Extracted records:
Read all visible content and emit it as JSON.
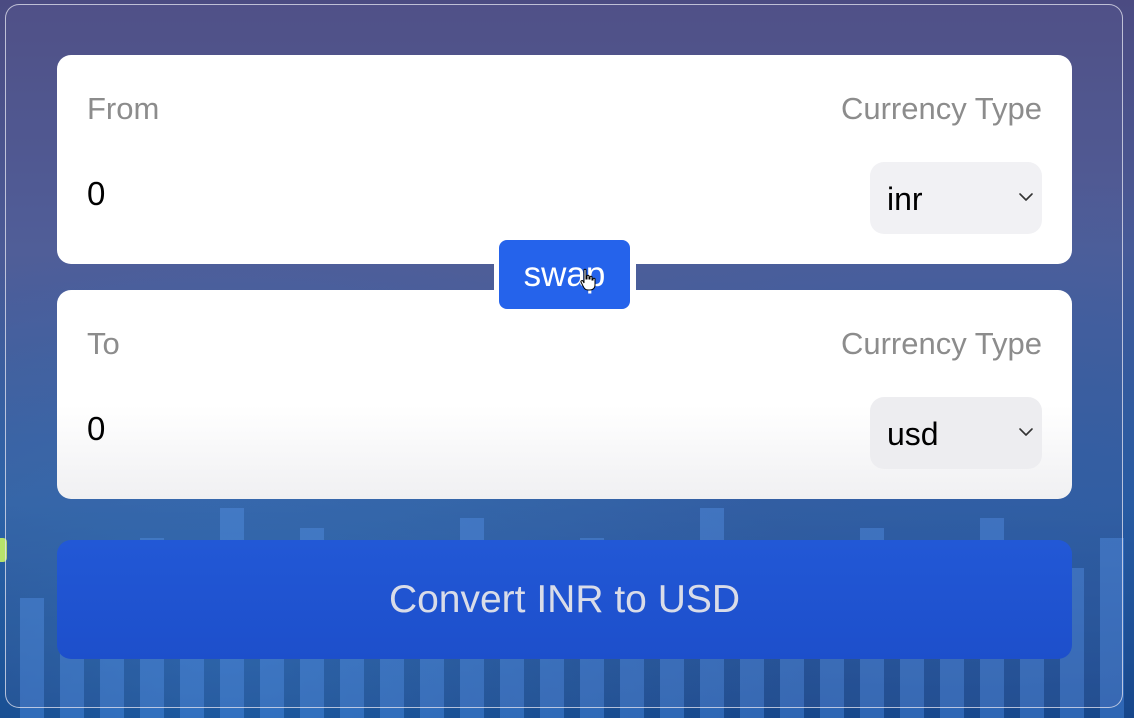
{
  "from_card": {
    "label": "From",
    "currency_label": "Currency Type",
    "amount_value": "0",
    "currency_selected": "inr"
  },
  "swap": {
    "label": "swap"
  },
  "to_card": {
    "label": "To",
    "currency_label": "Currency Type",
    "amount_value": "0",
    "currency_selected": "usd"
  },
  "convert": {
    "label": "Convert INR to USD"
  },
  "colors": {
    "accent": "#2563eb",
    "convert_button": "#1d4fcb",
    "label_gray": "#8c8c8c",
    "select_bg": "#f1f1f4"
  }
}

JOB: Leave the pictures out and reproduce each record exactly as written.

WRITTEN RESPONSE:
Read all visible content and emit it as JSON.
{
  "from_card": {
    "label": "From",
    "currency_label": "Currency Type",
    "amount_value": "0",
    "currency_selected": "inr"
  },
  "swap": {
    "label": "swap"
  },
  "to_card": {
    "label": "To",
    "currency_label": "Currency Type",
    "amount_value": "0",
    "currency_selected": "usd"
  },
  "convert": {
    "label": "Convert INR to USD"
  },
  "colors": {
    "accent": "#2563eb",
    "convert_button": "#1d4fcb",
    "label_gray": "#8c8c8c",
    "select_bg": "#f1f1f4"
  }
}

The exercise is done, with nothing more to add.